- Brief: Extract every entry word for word.

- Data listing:
-.-.-

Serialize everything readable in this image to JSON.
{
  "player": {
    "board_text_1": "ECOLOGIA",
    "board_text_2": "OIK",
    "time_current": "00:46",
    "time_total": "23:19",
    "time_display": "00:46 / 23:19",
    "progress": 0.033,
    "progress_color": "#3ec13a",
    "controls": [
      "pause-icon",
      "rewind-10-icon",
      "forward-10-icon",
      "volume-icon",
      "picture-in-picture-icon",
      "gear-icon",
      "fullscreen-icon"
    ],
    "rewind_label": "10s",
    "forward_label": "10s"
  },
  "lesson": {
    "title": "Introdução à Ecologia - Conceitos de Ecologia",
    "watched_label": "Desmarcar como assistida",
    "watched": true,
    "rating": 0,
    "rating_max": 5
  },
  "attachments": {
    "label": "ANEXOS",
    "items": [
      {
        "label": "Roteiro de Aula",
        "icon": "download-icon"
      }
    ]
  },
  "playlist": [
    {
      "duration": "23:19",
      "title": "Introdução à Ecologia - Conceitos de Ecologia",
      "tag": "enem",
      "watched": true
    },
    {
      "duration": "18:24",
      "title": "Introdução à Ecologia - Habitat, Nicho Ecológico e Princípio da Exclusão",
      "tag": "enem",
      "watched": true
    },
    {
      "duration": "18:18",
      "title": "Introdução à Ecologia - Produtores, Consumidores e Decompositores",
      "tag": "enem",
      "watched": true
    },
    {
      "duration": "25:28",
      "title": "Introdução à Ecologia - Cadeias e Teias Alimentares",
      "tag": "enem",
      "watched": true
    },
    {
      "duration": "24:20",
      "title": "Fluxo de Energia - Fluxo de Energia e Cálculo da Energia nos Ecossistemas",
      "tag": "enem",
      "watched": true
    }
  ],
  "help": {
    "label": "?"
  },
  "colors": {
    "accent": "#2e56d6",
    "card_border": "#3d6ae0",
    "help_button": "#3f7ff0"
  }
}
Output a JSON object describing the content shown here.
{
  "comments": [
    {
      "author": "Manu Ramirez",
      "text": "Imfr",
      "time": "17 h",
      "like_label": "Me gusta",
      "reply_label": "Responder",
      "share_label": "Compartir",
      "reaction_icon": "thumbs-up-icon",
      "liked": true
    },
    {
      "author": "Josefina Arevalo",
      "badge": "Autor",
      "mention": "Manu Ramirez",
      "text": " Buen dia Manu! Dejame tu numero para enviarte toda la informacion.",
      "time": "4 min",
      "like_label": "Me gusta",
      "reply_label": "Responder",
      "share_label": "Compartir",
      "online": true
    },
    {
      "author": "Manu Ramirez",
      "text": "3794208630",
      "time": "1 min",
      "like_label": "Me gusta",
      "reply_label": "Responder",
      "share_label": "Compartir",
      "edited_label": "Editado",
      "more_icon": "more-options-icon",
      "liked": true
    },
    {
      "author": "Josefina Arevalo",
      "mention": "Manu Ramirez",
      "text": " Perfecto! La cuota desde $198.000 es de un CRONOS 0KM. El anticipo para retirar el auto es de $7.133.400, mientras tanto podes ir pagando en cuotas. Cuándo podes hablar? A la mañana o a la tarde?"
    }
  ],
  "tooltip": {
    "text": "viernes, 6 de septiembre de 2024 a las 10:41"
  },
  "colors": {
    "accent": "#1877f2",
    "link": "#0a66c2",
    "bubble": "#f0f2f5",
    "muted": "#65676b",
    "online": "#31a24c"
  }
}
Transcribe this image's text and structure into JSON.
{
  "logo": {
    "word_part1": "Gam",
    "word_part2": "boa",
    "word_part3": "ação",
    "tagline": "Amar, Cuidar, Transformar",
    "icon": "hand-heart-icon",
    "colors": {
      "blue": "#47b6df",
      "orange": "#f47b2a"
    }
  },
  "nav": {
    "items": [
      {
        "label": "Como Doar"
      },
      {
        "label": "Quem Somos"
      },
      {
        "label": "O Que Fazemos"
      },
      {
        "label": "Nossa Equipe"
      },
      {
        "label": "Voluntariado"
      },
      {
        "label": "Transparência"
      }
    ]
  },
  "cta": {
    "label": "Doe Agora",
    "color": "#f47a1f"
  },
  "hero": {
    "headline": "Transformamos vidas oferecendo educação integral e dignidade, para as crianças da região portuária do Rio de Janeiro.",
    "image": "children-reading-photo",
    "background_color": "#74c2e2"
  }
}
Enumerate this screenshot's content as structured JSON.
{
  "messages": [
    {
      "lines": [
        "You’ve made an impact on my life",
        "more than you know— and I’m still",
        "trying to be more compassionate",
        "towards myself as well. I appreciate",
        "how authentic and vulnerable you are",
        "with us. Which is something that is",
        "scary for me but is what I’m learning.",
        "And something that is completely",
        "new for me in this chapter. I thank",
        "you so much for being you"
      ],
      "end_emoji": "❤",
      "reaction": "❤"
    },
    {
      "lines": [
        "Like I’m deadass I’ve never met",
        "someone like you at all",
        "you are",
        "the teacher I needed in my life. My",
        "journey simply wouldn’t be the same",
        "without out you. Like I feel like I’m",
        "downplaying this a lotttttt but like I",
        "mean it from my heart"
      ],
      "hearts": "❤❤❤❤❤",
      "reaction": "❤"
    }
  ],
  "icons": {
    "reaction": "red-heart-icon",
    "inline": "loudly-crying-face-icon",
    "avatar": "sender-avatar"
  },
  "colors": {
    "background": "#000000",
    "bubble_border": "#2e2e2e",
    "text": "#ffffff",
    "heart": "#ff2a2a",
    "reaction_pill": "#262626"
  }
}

-.-.-

- Complete output:
Serialize everything readable in this image to JSON.
{
  "player": {
    "board_text_1": "ECOLOGIA",
    "board_text_2": "OIK",
    "time_current": "00:46",
    "time_total": "23:19",
    "time_display": "00:46 / 23:19",
    "progress": 0.033,
    "progress_color": "#3ec13a",
    "controls": [
      "pause-icon",
      "rewind-10-icon",
      "forward-10-icon",
      "volume-icon",
      "picture-in-picture-icon",
      "gear-icon",
      "fullscreen-icon"
    ],
    "rewind_label": "10s",
    "forward_label": "10s"
  },
  "lesson": {
    "title": "Introdução à Ecologia - Conceitos de Ecologia",
    "watched_label": "Desmarcar como assistida",
    "watched": true,
    "rating": 0,
    "rating_max": 5
  },
  "attachments": {
    "label": "ANEXOS",
    "items": [
      {
        "label": "Roteiro de Aula",
        "icon": "download-icon"
      }
    ]
  },
  "playlist": [
    {
      "duration": "23:19",
      "title": "Introdução à Ecologia - Conceitos de Ecologia",
      "tag": "enem",
      "watched": true
    },
    {
      "duration": "18:24",
      "title": "Introdução à Ecologia - Habitat, Nicho Ecológico e Princípio da Exclusão",
      "tag": "enem",
      "watched": true
    },
    {
      "duration": "18:18",
      "title": "Introdução à Ecologia - Produtores, Consumidores e Decompositores",
      "tag": "enem",
      "watched": true
    },
    {
      "duration": "25:28",
      "title": "Introdução à Ecologia - Cadeias e Teias Alimentares",
      "tag": "enem",
      "watched": true
    },
    {
      "duration": "24:20",
      "title": "Fluxo de Energia - Fluxo de Energia e Cálculo da Energia nos Ecossistemas",
      "tag": "enem",
      "watched": true
    }
  ],
  "help": {
    "label": "?"
  },
  "colors": {
    "accent": "#2e56d6",
    "card_border": "#3d6ae0",
    "help_button": "#3f7ff0"
  }
}
Output a JSON object describing the content shown here.
{
  "comments": [
    {
      "author": "Manu Ramirez",
      "text": "Imfr",
      "time": "17 h",
      "like_label": "Me gusta",
      "reply_label": "Responder",
      "share_label": "Compartir",
      "reaction_icon": "thumbs-up-icon",
      "liked": true
    },
    {
      "author": "Josefina Arevalo",
      "badge": "Autor",
      "mention": "Manu Ramirez",
      "text": " Buen dia Manu! Dejame tu numero para enviarte toda la informacion.",
      "time": "4 min",
      "like_label": "Me gusta",
      "reply_label": "Responder",
      "share_label": "Compartir",
      "online": true
    },
    {
      "author": "Manu Ramirez",
      "text": "3794208630",
      "time": "1 min",
      "like_label": "Me gusta",
      "reply_label": "Responder",
      "share_label": "Compartir",
      "edited_label": "Editado",
      "more_icon": "more-options-icon",
      "liked": true
    },
    {
      "author": "Josefina Arevalo",
      "mention": "Manu Ramirez",
      "text": " Perfecto! La cuota desde $198.000 es de un CRONOS 0KM. El anticipo para retirar el auto es de $7.133.400, mientras tanto podes ir pagando en cuotas. Cuándo podes hablar? A la mañana o a la tarde?"
    }
  ],
  "tooltip": {
    "text": "viernes, 6 de septiembre de 2024 a las 10:41"
  },
  "colors": {
    "accent": "#1877f2",
    "link": "#0a66c2",
    "bubble": "#f0f2f5",
    "muted": "#65676b",
    "online": "#31a24c"
  }
}
Transcribe this image's text and structure into JSON.
{
  "logo": {
    "word_part1": "Gam",
    "word_part2": "boa",
    "word_part3": "ação",
    "tagline": "Amar, Cuidar, Transformar",
    "icon": "hand-heart-icon",
    "colors": {
      "blue": "#47b6df",
      "orange": "#f47b2a"
    }
  },
  "nav": {
    "items": [
      {
        "label": "Como Doar"
      },
      {
        "label": "Quem Somos"
      },
      {
        "label": "O Que Fazemos"
      },
      {
        "label": "Nossa Equipe"
      },
      {
        "label": "Voluntariado"
      },
      {
        "label": "Transparência"
      }
    ]
  },
  "cta": {
    "label": "Doe Agora",
    "color": "#f47a1f"
  },
  "hero": {
    "headline": "Transformamos vidas oferecendo educação integral e dignidade, para as crianças da região portuária do Rio de Janeiro.",
    "image": "children-reading-photo",
    "background_color": "#74c2e2"
  }
}
Enumerate this screenshot's content as structured JSON.
{
  "messages": [
    {
      "lines": [
        "You’ve made an impact on my life",
        "more than you know— and I’m still",
        "trying to be more compassionate",
        "towards myself as well. I appreciate",
        "how authentic and vulnerable you are",
        "with us. Which is something that is",
        "scary for me but is what I’m learning.",
        "And something that is completely",
        "new for me in this chapter. I thank",
        "you so much for being you"
      ],
      "end_emoji": "❤",
      "reaction": "❤"
    },
    {
      "lines": [
        "Like I’m deadass I’ve never met",
        "someone like you at all",
        "you are",
        "the teacher I needed in my life. My",
        "journey simply wouldn’t be the same",
        "without out you. Like I feel like I’m",
        "downplaying this a lotttttt but like I",
        "mean it from my heart"
      ],
      "hearts": "❤❤❤❤❤",
      "reaction": "❤"
    }
  ],
  "icons": {
    "reaction": "red-heart-icon",
    "inline": "loudly-crying-face-icon",
    "avatar": "sender-avatar"
  },
  "colors": {
    "background": "#000000",
    "bubble_border": "#2e2e2e",
    "text": "#ffffff",
    "heart": "#ff2a2a",
    "reaction_pill": "#262626"
  }
}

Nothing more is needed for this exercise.